Problem statement
Locate the lines that hold the string "values". Copy every such line.
[BEGIN Given records]
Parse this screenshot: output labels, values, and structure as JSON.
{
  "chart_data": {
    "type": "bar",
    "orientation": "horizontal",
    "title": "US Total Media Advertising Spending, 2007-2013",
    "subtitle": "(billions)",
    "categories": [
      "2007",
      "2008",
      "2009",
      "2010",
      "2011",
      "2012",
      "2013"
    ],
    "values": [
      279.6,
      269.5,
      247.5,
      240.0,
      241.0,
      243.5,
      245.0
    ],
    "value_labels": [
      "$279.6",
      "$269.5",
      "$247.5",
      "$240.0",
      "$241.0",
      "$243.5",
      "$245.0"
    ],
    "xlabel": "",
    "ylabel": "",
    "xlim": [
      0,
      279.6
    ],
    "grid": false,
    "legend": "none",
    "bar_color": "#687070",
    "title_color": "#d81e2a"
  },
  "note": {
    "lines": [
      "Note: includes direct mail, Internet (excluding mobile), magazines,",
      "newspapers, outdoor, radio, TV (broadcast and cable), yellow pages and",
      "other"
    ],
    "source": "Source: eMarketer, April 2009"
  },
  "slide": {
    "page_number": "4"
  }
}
[END Given records]
[BEGIN Given records]
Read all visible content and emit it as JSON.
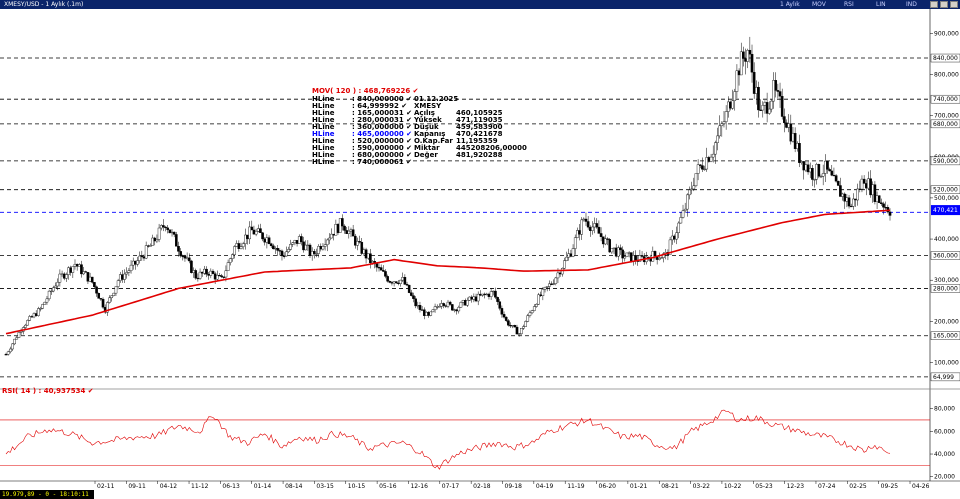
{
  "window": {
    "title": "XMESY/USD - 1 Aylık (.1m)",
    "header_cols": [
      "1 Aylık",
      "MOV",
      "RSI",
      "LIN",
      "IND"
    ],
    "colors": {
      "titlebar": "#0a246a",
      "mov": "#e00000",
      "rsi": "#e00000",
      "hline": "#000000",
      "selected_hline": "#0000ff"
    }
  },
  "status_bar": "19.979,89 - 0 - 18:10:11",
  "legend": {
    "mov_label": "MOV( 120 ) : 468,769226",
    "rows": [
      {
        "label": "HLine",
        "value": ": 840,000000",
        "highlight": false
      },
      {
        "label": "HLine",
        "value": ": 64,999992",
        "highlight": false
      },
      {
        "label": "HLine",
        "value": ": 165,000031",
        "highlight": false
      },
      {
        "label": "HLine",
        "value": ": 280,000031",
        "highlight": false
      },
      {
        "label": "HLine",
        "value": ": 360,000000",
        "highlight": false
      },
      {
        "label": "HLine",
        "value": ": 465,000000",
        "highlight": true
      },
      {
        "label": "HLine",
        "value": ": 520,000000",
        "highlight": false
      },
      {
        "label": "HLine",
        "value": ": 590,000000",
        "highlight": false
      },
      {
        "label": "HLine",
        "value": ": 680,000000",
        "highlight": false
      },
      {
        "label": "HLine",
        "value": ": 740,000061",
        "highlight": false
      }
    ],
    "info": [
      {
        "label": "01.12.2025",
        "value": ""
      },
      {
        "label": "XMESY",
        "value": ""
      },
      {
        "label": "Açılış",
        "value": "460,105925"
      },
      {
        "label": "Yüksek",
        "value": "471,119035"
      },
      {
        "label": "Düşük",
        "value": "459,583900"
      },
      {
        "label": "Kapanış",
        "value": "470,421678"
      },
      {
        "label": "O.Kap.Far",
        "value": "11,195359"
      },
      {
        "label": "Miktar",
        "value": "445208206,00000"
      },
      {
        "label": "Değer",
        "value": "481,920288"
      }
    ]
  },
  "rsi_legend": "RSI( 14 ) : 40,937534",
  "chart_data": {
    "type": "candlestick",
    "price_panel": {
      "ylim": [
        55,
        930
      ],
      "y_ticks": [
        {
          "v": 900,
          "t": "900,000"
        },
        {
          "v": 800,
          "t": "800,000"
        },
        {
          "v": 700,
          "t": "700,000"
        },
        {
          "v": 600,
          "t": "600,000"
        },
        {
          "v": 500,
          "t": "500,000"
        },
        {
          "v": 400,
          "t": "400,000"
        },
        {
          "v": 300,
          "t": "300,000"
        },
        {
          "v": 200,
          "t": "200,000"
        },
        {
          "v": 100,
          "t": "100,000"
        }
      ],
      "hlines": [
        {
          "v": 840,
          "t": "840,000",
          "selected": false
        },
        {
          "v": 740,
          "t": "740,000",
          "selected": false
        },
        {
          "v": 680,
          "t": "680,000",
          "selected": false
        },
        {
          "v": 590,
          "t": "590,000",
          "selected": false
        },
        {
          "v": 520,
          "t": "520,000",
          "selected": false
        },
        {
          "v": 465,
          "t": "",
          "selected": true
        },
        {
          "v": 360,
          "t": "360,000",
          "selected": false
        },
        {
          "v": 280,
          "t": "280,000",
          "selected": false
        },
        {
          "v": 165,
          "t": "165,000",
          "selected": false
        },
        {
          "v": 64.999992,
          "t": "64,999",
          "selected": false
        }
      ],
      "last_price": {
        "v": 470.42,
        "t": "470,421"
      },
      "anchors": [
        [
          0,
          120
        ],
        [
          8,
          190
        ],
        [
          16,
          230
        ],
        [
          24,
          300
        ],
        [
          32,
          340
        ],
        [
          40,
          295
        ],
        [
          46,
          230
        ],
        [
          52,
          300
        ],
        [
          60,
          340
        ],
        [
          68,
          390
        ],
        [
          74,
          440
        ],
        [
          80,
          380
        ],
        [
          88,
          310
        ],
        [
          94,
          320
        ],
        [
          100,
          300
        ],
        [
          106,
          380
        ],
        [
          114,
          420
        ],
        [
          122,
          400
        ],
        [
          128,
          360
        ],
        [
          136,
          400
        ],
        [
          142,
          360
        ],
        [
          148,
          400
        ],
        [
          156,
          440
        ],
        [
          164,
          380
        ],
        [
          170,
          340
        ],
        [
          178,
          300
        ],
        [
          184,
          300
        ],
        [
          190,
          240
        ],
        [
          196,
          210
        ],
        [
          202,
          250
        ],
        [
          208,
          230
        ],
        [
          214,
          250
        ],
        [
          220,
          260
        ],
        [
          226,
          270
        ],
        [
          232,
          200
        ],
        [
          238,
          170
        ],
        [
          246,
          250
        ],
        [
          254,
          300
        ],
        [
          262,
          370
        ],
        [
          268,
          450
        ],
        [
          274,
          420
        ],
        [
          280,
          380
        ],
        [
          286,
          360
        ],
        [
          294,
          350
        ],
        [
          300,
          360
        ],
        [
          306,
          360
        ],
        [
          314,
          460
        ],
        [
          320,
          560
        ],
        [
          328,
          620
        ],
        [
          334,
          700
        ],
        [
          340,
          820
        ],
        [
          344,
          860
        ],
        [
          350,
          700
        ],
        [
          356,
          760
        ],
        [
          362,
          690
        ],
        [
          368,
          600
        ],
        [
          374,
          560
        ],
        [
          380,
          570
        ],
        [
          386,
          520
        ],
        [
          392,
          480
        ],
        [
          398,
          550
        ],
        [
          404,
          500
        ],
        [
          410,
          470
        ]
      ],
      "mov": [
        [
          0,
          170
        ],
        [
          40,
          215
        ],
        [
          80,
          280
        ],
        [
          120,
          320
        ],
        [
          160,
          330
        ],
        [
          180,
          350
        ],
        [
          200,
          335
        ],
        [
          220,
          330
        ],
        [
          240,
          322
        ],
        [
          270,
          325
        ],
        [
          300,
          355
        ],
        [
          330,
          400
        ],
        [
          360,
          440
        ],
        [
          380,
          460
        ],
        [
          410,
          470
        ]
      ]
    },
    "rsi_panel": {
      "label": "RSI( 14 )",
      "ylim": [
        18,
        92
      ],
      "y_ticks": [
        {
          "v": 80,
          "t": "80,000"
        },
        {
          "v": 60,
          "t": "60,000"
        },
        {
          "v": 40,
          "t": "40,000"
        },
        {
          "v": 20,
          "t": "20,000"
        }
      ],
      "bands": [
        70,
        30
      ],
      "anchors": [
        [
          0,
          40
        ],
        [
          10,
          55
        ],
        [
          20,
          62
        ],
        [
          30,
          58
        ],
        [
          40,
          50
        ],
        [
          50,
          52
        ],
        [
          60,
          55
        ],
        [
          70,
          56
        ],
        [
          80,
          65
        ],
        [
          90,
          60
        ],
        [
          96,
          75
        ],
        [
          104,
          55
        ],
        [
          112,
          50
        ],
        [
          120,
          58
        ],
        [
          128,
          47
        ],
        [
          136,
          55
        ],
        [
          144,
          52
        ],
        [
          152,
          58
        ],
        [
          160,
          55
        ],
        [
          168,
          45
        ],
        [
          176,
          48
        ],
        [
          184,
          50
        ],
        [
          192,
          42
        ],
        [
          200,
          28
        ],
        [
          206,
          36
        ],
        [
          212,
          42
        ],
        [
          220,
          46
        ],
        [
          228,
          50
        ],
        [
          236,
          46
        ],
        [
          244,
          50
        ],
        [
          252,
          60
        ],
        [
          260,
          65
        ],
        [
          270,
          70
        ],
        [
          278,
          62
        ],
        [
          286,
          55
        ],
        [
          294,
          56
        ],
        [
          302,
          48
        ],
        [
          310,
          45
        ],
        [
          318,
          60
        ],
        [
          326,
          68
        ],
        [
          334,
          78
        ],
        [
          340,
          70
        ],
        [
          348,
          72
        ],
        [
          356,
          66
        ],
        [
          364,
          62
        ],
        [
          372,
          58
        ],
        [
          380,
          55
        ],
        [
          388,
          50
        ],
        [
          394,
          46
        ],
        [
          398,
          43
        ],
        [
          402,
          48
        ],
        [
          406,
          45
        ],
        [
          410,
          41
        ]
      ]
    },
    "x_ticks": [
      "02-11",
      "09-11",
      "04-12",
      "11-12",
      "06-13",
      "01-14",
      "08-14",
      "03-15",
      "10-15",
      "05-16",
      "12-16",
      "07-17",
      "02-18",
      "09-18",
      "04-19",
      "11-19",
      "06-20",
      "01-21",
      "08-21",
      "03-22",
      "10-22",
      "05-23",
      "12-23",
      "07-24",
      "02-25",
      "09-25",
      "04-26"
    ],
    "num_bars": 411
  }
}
[END Given records]
Correct result
Parse this screenshot: output labels, values, and structure as JSON.
    "values": [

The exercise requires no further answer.